WORK TO DO
1. Answer these questions on the blog post:
(a) Where was the group talking when the conversation kept going back to Kelly?
(b) Where did Kelly come up from for the weekend?
(c) What did the writer do tonight?
2. Write out everything in the blog post from "anyway... for those" down to "about it. hehehe.", replacing "cafeteria" with "library".

PASSAGE
★ ★ ★
Back to Kelly (courtesy of maddy)
08.14.04 (12:18 am) [edit]hehehe... i will probably get punished for this by the recipient of the joke. "back to kelly" is the new "everything comes back to alana"
anyway... for those who understand that... hehehe... its not going away..
background on that btw.. we were talking in a group outside of the cafeteria after tea and basically whenever the conversation went to something maddy didn't like she went back to kelly... the funny thing was that she actually said that... no subtelty in the change of conversation topic. i dont know what kelly really thought about it... she will no doubt have a comment on this post though so i will soon find out. she came up from wahroonga for the weekend and i guess it wasn't too nice to do that to her poor maddy must feel bad that she has started something now. :'( but braden, chris and I definitely wont forget about it. hehehe.
anyway... i went star watching with a few people tonight. it was really fun.. even the wind couldn't make me cold since i had lots of layers of clothing on to prevent it.
★ ★ ★
RAW RECORDS

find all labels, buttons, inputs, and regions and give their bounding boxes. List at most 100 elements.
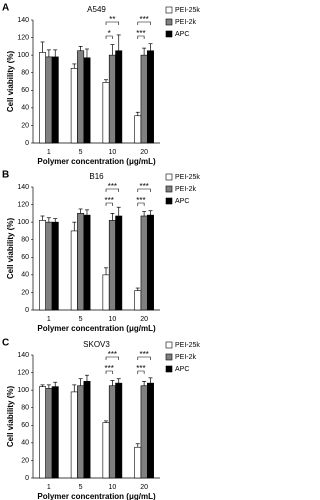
y-tick-label: 140 bbox=[17, 17, 29, 24]
y-tick-label: 20 bbox=[21, 289, 29, 296]
bar bbox=[140, 215, 148, 311]
legend-label: PEI-25k bbox=[175, 342, 200, 349]
x-tick-label: 5 bbox=[79, 484, 83, 491]
significance-label: *** bbox=[105, 364, 114, 373]
y-axis-label: Cell viability (%) bbox=[6, 385, 15, 447]
legend-swatch bbox=[165, 365, 173, 373]
y-tick-label: 120 bbox=[17, 34, 29, 41]
bar bbox=[108, 54, 116, 144]
bar bbox=[108, 385, 116, 479]
legend-swatch bbox=[165, 341, 173, 349]
significance-bracket bbox=[105, 202, 113, 206]
bar bbox=[147, 50, 154, 144]
bar bbox=[77, 213, 85, 311]
x-tick-label: 1 bbox=[47, 149, 51, 156]
bar bbox=[45, 221, 53, 311]
significance-label: *** bbox=[139, 15, 148, 24]
y-tick-label: 100 bbox=[17, 219, 29, 226]
x-tick-label: 5 bbox=[79, 316, 83, 323]
bar bbox=[134, 446, 142, 479]
bar bbox=[83, 57, 91, 144]
y-tick-label: 80 bbox=[21, 70, 29, 77]
bar bbox=[39, 386, 46, 479]
y-tick-label: 40 bbox=[21, 272, 29, 279]
y-axis-label: Cell viability (%) bbox=[6, 217, 15, 279]
significance-label: *** bbox=[136, 196, 145, 205]
bar bbox=[77, 385, 85, 479]
y-tick-label: 0 bbox=[25, 475, 29, 482]
x-axis-label: Polymer concentration (μg/mL) bbox=[37, 324, 156, 333]
y-tick-label: 80 bbox=[21, 405, 29, 412]
bar bbox=[39, 52, 46, 144]
x-tick-label: 10 bbox=[108, 149, 116, 156]
bar bbox=[147, 214, 154, 311]
significance-bracket bbox=[137, 188, 151, 192]
legend-label: PEI-2k bbox=[175, 186, 197, 193]
significance-bracket bbox=[105, 370, 113, 374]
x-tick-label: 20 bbox=[140, 484, 148, 491]
panel-label: B bbox=[2, 170, 9, 181]
y-tick-label: 40 bbox=[21, 440, 29, 447]
y-tick-label: 100 bbox=[17, 52, 29, 59]
bar bbox=[108, 220, 116, 311]
bar bbox=[140, 385, 148, 479]
significance-label: *** bbox=[108, 182, 117, 191]
significance-label: *** bbox=[136, 364, 145, 373]
bar bbox=[147, 382, 154, 479]
chart-title: B16 bbox=[89, 172, 104, 181]
bar bbox=[115, 215, 123, 311]
x-tick-label: 20 bbox=[140, 316, 148, 323]
x-tick-label: 5 bbox=[79, 149, 83, 156]
bar bbox=[51, 221, 59, 311]
significance-bracket bbox=[105, 356, 120, 360]
chart-title: SKOV3 bbox=[83, 340, 110, 349]
x-tick-label: 1 bbox=[47, 316, 51, 323]
panel-label: A bbox=[2, 3, 9, 14]
x-axis-label: Polymer concentration (μg/mL) bbox=[37, 492, 156, 500]
significance-label: *** bbox=[139, 350, 148, 359]
legend-swatch bbox=[165, 18, 173, 26]
bar bbox=[51, 56, 59, 144]
y-tick-label: 120 bbox=[17, 201, 29, 208]
panel-label: C bbox=[2, 338, 9, 349]
significance-label: * bbox=[108, 29, 111, 38]
figure: A A549 Cell viability (%) Polymer concentra… bbox=[2, 3, 200, 500]
bar bbox=[83, 381, 91, 479]
bar bbox=[134, 115, 142, 144]
y-tick-label: 120 bbox=[17, 369, 29, 376]
x-tick-label: 10 bbox=[108, 316, 116, 323]
significance-bracket bbox=[137, 356, 151, 360]
y-axis-label: Cell viability (%) bbox=[6, 50, 15, 112]
significance-bracket bbox=[105, 21, 120, 25]
significance-bracket bbox=[137, 21, 151, 25]
y-tick-label: 0 bbox=[25, 307, 29, 314]
bar bbox=[102, 82, 110, 144]
bar bbox=[70, 68, 78, 144]
bar bbox=[70, 230, 78, 311]
y-tick-label: 20 bbox=[21, 457, 29, 464]
legend-label: PEI-25k bbox=[175, 7, 200, 14]
y-tick-label: 140 bbox=[17, 184, 29, 191]
y-tick-label: 60 bbox=[21, 87, 29, 94]
significance-label: *** bbox=[108, 350, 117, 359]
bar bbox=[70, 391, 78, 479]
y-tick-label: 100 bbox=[17, 387, 29, 394]
significance-bracket bbox=[137, 370, 145, 374]
y-tick-label: 80 bbox=[21, 237, 29, 244]
significance-bracket bbox=[105, 188, 120, 192]
significance-bracket bbox=[105, 35, 113, 39]
legend-swatch bbox=[165, 197, 173, 205]
legend-swatch bbox=[165, 185, 173, 193]
bar bbox=[45, 388, 53, 479]
legend-swatch bbox=[165, 6, 173, 14]
legend-swatch bbox=[165, 353, 173, 361]
chart-title: A549 bbox=[87, 5, 106, 14]
legend-swatch bbox=[165, 30, 173, 38]
bar bbox=[140, 54, 148, 144]
significance-bracket bbox=[137, 35, 145, 39]
bar bbox=[134, 290, 142, 311]
bar bbox=[102, 422, 110, 479]
bar bbox=[51, 386, 59, 479]
y-tick-label: 140 bbox=[17, 352, 29, 359]
y-tick-label: 40 bbox=[21, 105, 29, 112]
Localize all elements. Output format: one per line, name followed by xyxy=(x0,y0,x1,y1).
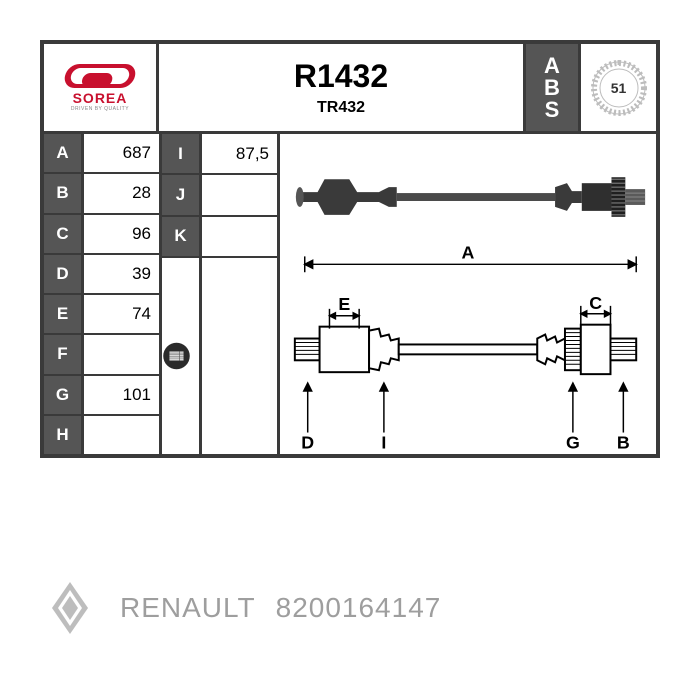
body-row: A B C D E F G H 687 28 96 39 74 101 I J … xyxy=(44,134,656,454)
footer-oem: 8200164147 xyxy=(276,592,442,624)
driveshaft-diagram-icon: A xyxy=(280,134,656,454)
dim-val xyxy=(202,175,277,216)
dim-keys-left: A B C D E F G H xyxy=(44,134,84,454)
abs-a: A xyxy=(544,55,560,77)
brand-tagline: DRIVEN BY QUALITY xyxy=(71,106,129,112)
spline-detail-cell xyxy=(162,258,199,454)
dim-val: 87,5 xyxy=(202,134,277,175)
dim-vals-right: 87,5 xyxy=(202,134,280,454)
dim-label-A: A xyxy=(462,242,475,262)
sorea-logo-icon xyxy=(62,64,137,88)
dim-val xyxy=(84,416,159,454)
abs-b: B xyxy=(544,77,560,99)
abs-label: A B S xyxy=(526,44,581,131)
dim-label-I: I xyxy=(381,432,386,452)
dim-vals-left: 687 28 96 39 74 101 xyxy=(84,134,162,454)
renault-logo-icon xyxy=(40,578,100,638)
abs-gear-cell: 51 xyxy=(581,44,656,131)
abs-s: S xyxy=(545,99,560,121)
dim-key: E xyxy=(44,295,81,335)
header-row: SOREA DRIVEN BY QUALITY R1432 TR432 A B … xyxy=(44,44,656,134)
dim-key: I xyxy=(162,134,199,175)
dim-label-E: E xyxy=(338,294,350,314)
dim-val: 687 xyxy=(84,134,159,174)
diagram-area: A xyxy=(280,134,656,454)
footer: RENAULT 8200164147 xyxy=(40,578,660,638)
dim-key: F xyxy=(44,335,81,375)
dim-label-G: G xyxy=(566,432,580,452)
footer-make: RENAULT xyxy=(120,592,256,624)
abs-teeth-count: 51 xyxy=(611,80,627,96)
dim-val: 101 xyxy=(84,376,159,416)
dim-key: J xyxy=(162,175,199,216)
dim-val: 28 xyxy=(84,174,159,214)
spec-card: SOREA DRIVEN BY QUALITY R1432 TR432 A B … xyxy=(40,40,660,458)
dim-key: A xyxy=(44,134,81,174)
dim-key: B xyxy=(44,174,81,214)
title-cell: R1432 TR432 xyxy=(159,44,526,131)
dim-val xyxy=(202,217,277,258)
dim-label-B: B xyxy=(617,432,630,452)
dim-val xyxy=(84,335,159,375)
dim-key: H xyxy=(44,416,81,454)
empty-cell xyxy=(202,258,277,454)
dim-keys-right: I J K xyxy=(162,134,202,454)
dim-label-C: C xyxy=(589,293,602,313)
dim-val: 96 xyxy=(84,215,159,255)
dim-label-D: D xyxy=(301,432,314,452)
dim-val: 74 xyxy=(84,295,159,335)
dim-key: D xyxy=(44,255,81,295)
part-main-ref: R1432 xyxy=(294,58,388,95)
brand-logo-cell: SOREA DRIVEN BY QUALITY xyxy=(44,44,159,131)
part-sub-ref: TR432 xyxy=(317,99,365,117)
dim-key: K xyxy=(162,217,199,258)
dim-key: C xyxy=(44,215,81,255)
dim-key: G xyxy=(44,376,81,416)
spline-detail-icon xyxy=(162,301,191,411)
brand-name: SOREA xyxy=(73,90,128,106)
dim-val: 39 xyxy=(84,255,159,295)
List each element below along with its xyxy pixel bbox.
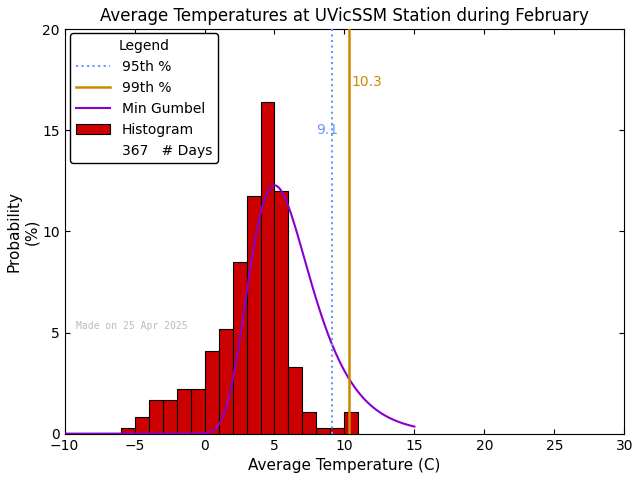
Bar [303,412,316,433]
Text: 10.3: 10.3 [351,75,382,89]
Bar [205,351,218,433]
Bar [246,196,260,433]
Legend: 95th %, 99th %, Min Gumbel, Histogram, 367   # Days: 95th %, 99th %, Min Gumbel, Histogram, 3… [70,33,218,163]
Bar [260,102,275,433]
Bar [232,263,246,433]
Bar [177,389,191,433]
Text: 9.1: 9.1 [316,123,339,137]
Bar [120,428,134,433]
Bar [134,417,148,433]
Bar [275,191,289,433]
Text: Made on 25 Apr 2025: Made on 25 Apr 2025 [76,321,188,331]
Y-axis label: Probability
(%): Probability (%) [7,191,39,272]
Title: Average Temperatures at UVicSSM Station during February: Average Temperatures at UVicSSM Station … [100,7,589,25]
Bar [148,400,163,433]
X-axis label: Average Temperature (C): Average Temperature (C) [248,458,441,473]
Bar [163,400,177,433]
Bar [330,428,344,433]
Bar [191,389,205,433]
Bar [316,428,330,433]
Bar [289,367,303,433]
Bar [218,329,232,433]
Bar [344,412,358,433]
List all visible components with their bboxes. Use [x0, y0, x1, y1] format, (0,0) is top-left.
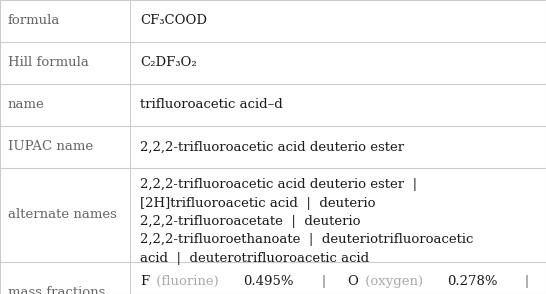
- Text: |: |: [308, 275, 339, 288]
- Text: |: |: [512, 275, 542, 288]
- Text: trifluoroacetic acid–d: trifluoroacetic acid–d: [140, 98, 283, 111]
- Text: 0.495%: 0.495%: [244, 275, 294, 288]
- Text: CF₃COOD: CF₃COOD: [140, 14, 207, 28]
- Text: 2,2,2-trifluoroacetic acid deuterio ester: 2,2,2-trifluoroacetic acid deuterio este…: [140, 141, 404, 153]
- Text: 0.278%: 0.278%: [447, 275, 497, 288]
- Text: alternate names: alternate names: [8, 208, 117, 221]
- Text: O: O: [347, 275, 358, 288]
- Text: IUPAC name: IUPAC name: [8, 141, 93, 153]
- Text: 2,2,2-trifluoroacetic acid deuterio ester  |
[2H]trifluoroacetic acid  |  deuter: 2,2,2-trifluoroacetic acid deuterio este…: [140, 178, 473, 265]
- Text: F: F: [140, 275, 149, 288]
- Text: Hill formula: Hill formula: [8, 56, 89, 69]
- Text: formula: formula: [8, 14, 61, 28]
- Text: mass fractions: mass fractions: [8, 285, 105, 294]
- Text: C₂DF₃O₂: C₂DF₃O₂: [140, 56, 197, 69]
- Text: name: name: [8, 98, 45, 111]
- Text: (oxygen): (oxygen): [361, 275, 428, 288]
- Text: (fluorine): (fluorine): [152, 275, 223, 288]
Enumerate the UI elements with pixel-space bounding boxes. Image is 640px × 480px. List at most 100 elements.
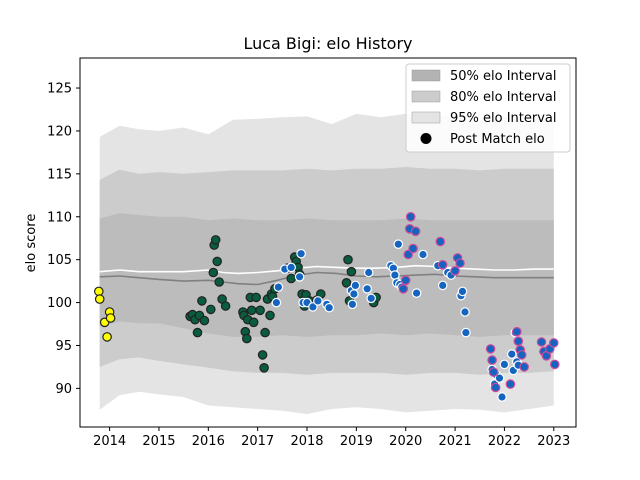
y-tick-label-4: 110: [47, 210, 72, 225]
legend-label-2: 95% elo Interval: [450, 111, 557, 126]
plot-frame: [79, 57, 577, 428]
data-point-s2-1: [273, 282, 284, 292]
y-tick-label-5: 115: [47, 167, 72, 182]
data-point-s3-12: [485, 344, 496, 354]
data-point-s2-42: [497, 392, 507, 402]
x-axis: 2014 2015 2016 2017 2018 2019 2020 2021 2022 2023: [93, 427, 570, 449]
legend-swatch-2: [411, 111, 441, 124]
trend-lines: [99, 264, 554, 286]
data-point-s1-48: [346, 266, 357, 277]
legend-marker-3: [420, 133, 432, 144]
data-point-s1-7: [206, 304, 216, 315]
x-tick-label-9: 2023: [537, 434, 570, 449]
data-point-s3-5: [408, 243, 418, 254]
data-point-s1-24: [255, 305, 265, 316]
data-point-s2-23: [393, 239, 404, 249]
data-point-s2-0: [271, 297, 282, 308]
data-point-s1-14: [220, 301, 231, 311]
data-point-s3-1: [400, 275, 411, 286]
data-point-s3-17: [511, 326, 522, 337]
legend-frame: [405, 63, 571, 153]
legend-swatch-1: [411, 90, 441, 103]
data-point-s2-44: [506, 349, 517, 359]
data-point-s1-11: [212, 256, 222, 267]
y-tick-label-3: 105: [47, 253, 72, 268]
x-tick-label-3: 2017: [241, 434, 274, 449]
x-tick-label-6: 2020: [389, 434, 422, 449]
data-point-s1-6: [199, 315, 210, 326]
data-point-s1-5: [197, 296, 207, 306]
data-point-s2-29: [437, 280, 448, 291]
data-point-s3-7: [435, 236, 446, 247]
x-tick-label-7: 2021: [439, 434, 472, 449]
data-point-s3-0: [398, 283, 409, 294]
data-point-s2-27: [418, 249, 428, 260]
y-tick-label-0: 90: [55, 382, 72, 397]
legend-label-0: 50% elo Interval: [450, 69, 557, 84]
data-point-s2-36: [460, 307, 470, 317]
data-point-s1-27: [260, 327, 270, 338]
data-point-s1-12: [214, 277, 224, 287]
legend-swatch-0: [411, 69, 441, 82]
data-point-s1-3: [192, 327, 203, 338]
legend: 50% elo Interval 80% elo Interval 95% elo …: [405, 63, 571, 153]
data-point-s2-16: [362, 283, 372, 294]
data-point-s3-6: [410, 226, 421, 237]
data-point-s2-13: [347, 299, 358, 310]
data-point-s1-34: [286, 273, 296, 284]
y-axis: 90 95 100 105 110 115 120 125: [47, 82, 80, 397]
x-tick-label-4: 2018: [290, 434, 323, 449]
y-tick-label-2: 100: [47, 296, 72, 311]
data-point-s0-0: [94, 286, 104, 297]
data-point-s3-13: [487, 355, 497, 365]
data-point-s3-8: [437, 259, 448, 270]
data-point-s2-35: [457, 286, 468, 297]
data-point-s1-18: [242, 333, 252, 344]
data-point-s1-25: [257, 350, 268, 360]
data-point-s3-15: [490, 382, 501, 393]
data-point-s1-8: [208, 267, 219, 278]
y-tick-label-7: 125: [47, 82, 72, 97]
data-point-s3-21: [519, 362, 529, 372]
post-match-points: [94, 212, 560, 402]
interval-bands: [99, 113, 554, 415]
data-point-s1-23: [251, 292, 262, 303]
data-point-s1-21: [246, 305, 257, 316]
data-point-s3-27: [549, 359, 560, 370]
data-point-s2-43: [499, 359, 510, 370]
data-point-s2-3: [286, 262, 296, 273]
data-point-s0-3: [102, 332, 112, 342]
data-point-s1-10: [210, 235, 221, 245]
data-point-s2-15: [350, 280, 361, 291]
band-2: [99, 213, 554, 337]
data-point-s2-4: [294, 271, 305, 282]
data-point-s2-17: [363, 267, 374, 278]
data-point-s2-14: [349, 289, 359, 299]
data-point-s3-20: [516, 350, 527, 360]
data-point-s3-22: [536, 337, 547, 347]
x-tick-label-2: 2016: [192, 434, 225, 449]
legend-label-3: Post Match elo: [450, 132, 545, 147]
data-point-s3-18: [513, 336, 524, 346]
chart-title: Luca Bigi: elo History: [243, 34, 412, 53]
legend-label-1: 80% elo Interval: [450, 90, 557, 105]
data-point-s2-37: [461, 327, 471, 338]
x-tick-label-8: 2022: [488, 434, 521, 449]
data-point-s2-5: [296, 248, 306, 259]
data-point-s2-9: [313, 296, 323, 306]
data-point-s3-4: [405, 212, 416, 222]
data-point-s2-41: [494, 373, 505, 383]
x-tick-label-5: 2019: [340, 434, 373, 449]
y-tick-label-6: 120: [47, 124, 72, 139]
data-point-s0-5: [105, 313, 116, 323]
data-point-s3-14: [488, 367, 499, 377]
data-point-s3-26: [548, 338, 559, 348]
y-axis-label: elo score: [24, 214, 39, 273]
data-point-s2-18: [366, 293, 376, 304]
trend-line-0: [99, 264, 554, 275]
data-point-s2-8: [308, 302, 318, 312]
data-point-s2-11: [324, 302, 334, 313]
data-point-s3-11: [455, 258, 465, 268]
x-tick-label-0: 2014: [93, 434, 126, 449]
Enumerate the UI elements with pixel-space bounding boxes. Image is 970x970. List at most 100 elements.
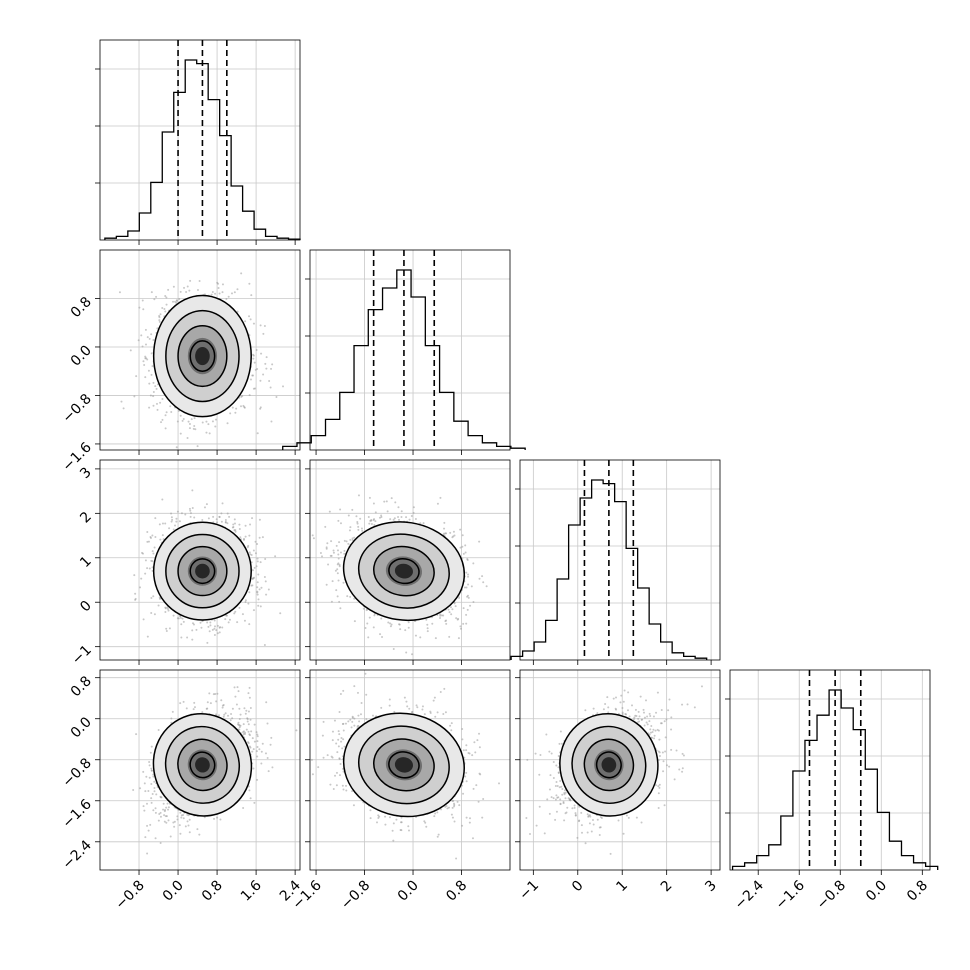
- sample-point: [398, 518, 401, 521]
- sample-point: [227, 621, 230, 624]
- sample-point: [133, 395, 136, 398]
- sample-point: [469, 604, 472, 607]
- sample-point: [170, 411, 173, 414]
- sample-point: [151, 365, 154, 368]
- sample-point: [410, 515, 413, 518]
- sample-point: [213, 625, 216, 628]
- sample-point: [349, 538, 352, 541]
- sample-point: [368, 616, 371, 619]
- sample-point: [201, 421, 204, 424]
- sample-point: [148, 406, 151, 409]
- sample-point: [214, 418, 217, 421]
- sample-point: [383, 500, 386, 503]
- sample-point: [457, 637, 460, 640]
- sample-point: [439, 616, 442, 619]
- sample-point: [464, 551, 467, 554]
- sample-point: [167, 819, 170, 822]
- sample-point: [467, 575, 470, 578]
- sample-point: [212, 515, 215, 518]
- sample-point: [149, 394, 152, 397]
- sample-point: [144, 572, 147, 575]
- sample-point: [168, 627, 171, 630]
- sample-point: [236, 621, 239, 624]
- sample-point: [144, 357, 147, 360]
- sample-point: [485, 585, 488, 588]
- sample-point: [461, 545, 464, 548]
- sample-point: [457, 617, 460, 620]
- sample-point: [214, 292, 217, 295]
- sample-point: [161, 307, 164, 310]
- sample-point: [258, 588, 261, 591]
- sample-point: [244, 524, 247, 527]
- sample-point: [472, 600, 475, 603]
- sample-point: [146, 336, 149, 339]
- sample-point: [171, 518, 174, 521]
- sample-point: [186, 285, 189, 288]
- sample-point: [165, 411, 168, 414]
- sample-point: [362, 607, 365, 610]
- sample-point: [478, 577, 481, 580]
- sample-point: [321, 555, 324, 558]
- sample-point: [144, 559, 147, 562]
- sample-point: [190, 418, 193, 421]
- sample-point: [339, 607, 342, 610]
- sample-point: [252, 549, 255, 552]
- sample-point: [398, 623, 401, 626]
- sample-point: [157, 604, 160, 607]
- sample-point: [256, 542, 259, 545]
- sample-point: [372, 519, 375, 522]
- sample-point: [159, 538, 162, 541]
- sample-point: [411, 653, 414, 656]
- sample-point: [311, 534, 314, 537]
- sample-point: [180, 623, 183, 626]
- sample-point: [188, 427, 191, 430]
- sample-point: [144, 355, 147, 358]
- sample-point: [426, 627, 429, 630]
- sample-point: [407, 626, 410, 629]
- sample-point: [191, 506, 194, 509]
- sample-point: [140, 334, 143, 337]
- sample-point: [257, 604, 260, 607]
- sample-point: [368, 496, 371, 499]
- sample-point: [242, 537, 245, 540]
- sample-point: [481, 575, 484, 578]
- sample-point: [385, 500, 388, 503]
- sample-point: [191, 629, 194, 632]
- sample-point: [208, 630, 211, 633]
- sample-point: [147, 369, 150, 372]
- sample-point: [470, 585, 473, 588]
- sample-point: [328, 510, 331, 513]
- sample-point: [163, 307, 166, 310]
- sample-point: [150, 373, 153, 376]
- sample-point: [151, 534, 154, 537]
- sample-point: [265, 356, 268, 359]
- sample-point: [175, 301, 178, 304]
- sample-point: [459, 546, 462, 549]
- sample-point: [161, 418, 164, 421]
- sample-point: [207, 517, 210, 520]
- sample-point: [399, 628, 402, 631]
- sample-point: [236, 686, 239, 689]
- sample-point: [335, 544, 338, 547]
- sample-point: [392, 647, 395, 650]
- sample-point: [452, 535, 455, 538]
- sample-point: [319, 551, 322, 554]
- histogram-panel-2: [510, 459, 721, 665]
- sample-point: [208, 432, 211, 435]
- sample-point: [156, 408, 159, 411]
- sample-point: [179, 702, 182, 705]
- sample-point: [434, 637, 437, 640]
- sample-point: [339, 522, 342, 525]
- sample-point: [436, 502, 439, 505]
- sample-point: [139, 586, 142, 589]
- sample-point: [149, 535, 152, 538]
- sample-point: [156, 327, 159, 330]
- sample-point: [263, 325, 266, 328]
- sample-point: [370, 523, 373, 526]
- sample-point: [248, 315, 251, 318]
- sample-point: [150, 596, 153, 599]
- sample-point: [150, 291, 153, 294]
- sample-point: [405, 516, 408, 519]
- sample-point: [295, 729, 298, 732]
- density-level: [195, 563, 210, 579]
★ ★ ★
ANSWER LIST
1.
(a) Outside the cafeteria, after tea.
(b) Wahroonga.
(c) Went star watching with a few people.

2.
anyway... for those who understand that... hehehe... its not going away..
background on that btw.. we were talking in a group outside of the library after tea and basically whenever the conversation went to something maddy didn't like she went back to kelly... the funny thing was that she actually said that... no subtelty in the change of conversation topic. i dont know what kelly really thought about it... she will no doubt have a comment on this post though so i will soon find out. she came up from wahroonga for the weekend and i guess it wasn't too nice to do that to her poor maddy must feel bad that she has started something now. :'( but braden, chris and I definitely wont forget about it. hehehe.